RECORDS FOR PROCESSING:

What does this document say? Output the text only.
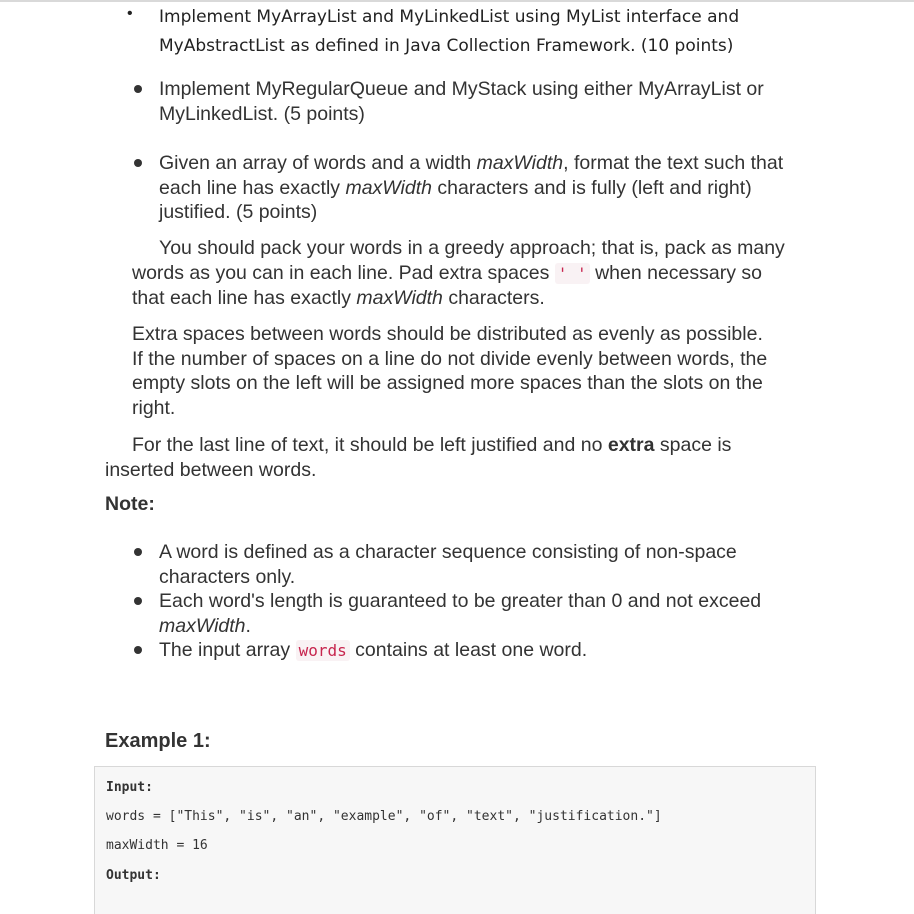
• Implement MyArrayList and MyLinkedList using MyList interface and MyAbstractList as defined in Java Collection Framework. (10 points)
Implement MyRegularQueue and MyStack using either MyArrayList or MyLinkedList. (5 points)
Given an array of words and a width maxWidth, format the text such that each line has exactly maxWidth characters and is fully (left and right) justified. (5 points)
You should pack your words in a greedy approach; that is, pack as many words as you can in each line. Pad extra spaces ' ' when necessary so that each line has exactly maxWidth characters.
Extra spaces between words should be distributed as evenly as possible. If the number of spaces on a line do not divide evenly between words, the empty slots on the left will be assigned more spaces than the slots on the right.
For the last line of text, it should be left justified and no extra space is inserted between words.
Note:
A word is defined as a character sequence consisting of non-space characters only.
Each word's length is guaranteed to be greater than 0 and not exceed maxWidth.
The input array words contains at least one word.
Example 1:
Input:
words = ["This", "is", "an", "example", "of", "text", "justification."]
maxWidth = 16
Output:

WRITTEN PROBLEM:
Only lines with "than" are wanted here; list each of them.

FINISHED TASK:
Extra spaces between words should be distributed as evenly as possible. If the number of spaces on a line do not divide evenly between words, the empty slots on the left will be assigned more spaces than the slots on the right.
Each word's length is guaranteed to be greater than 0 and not exceed maxWidth.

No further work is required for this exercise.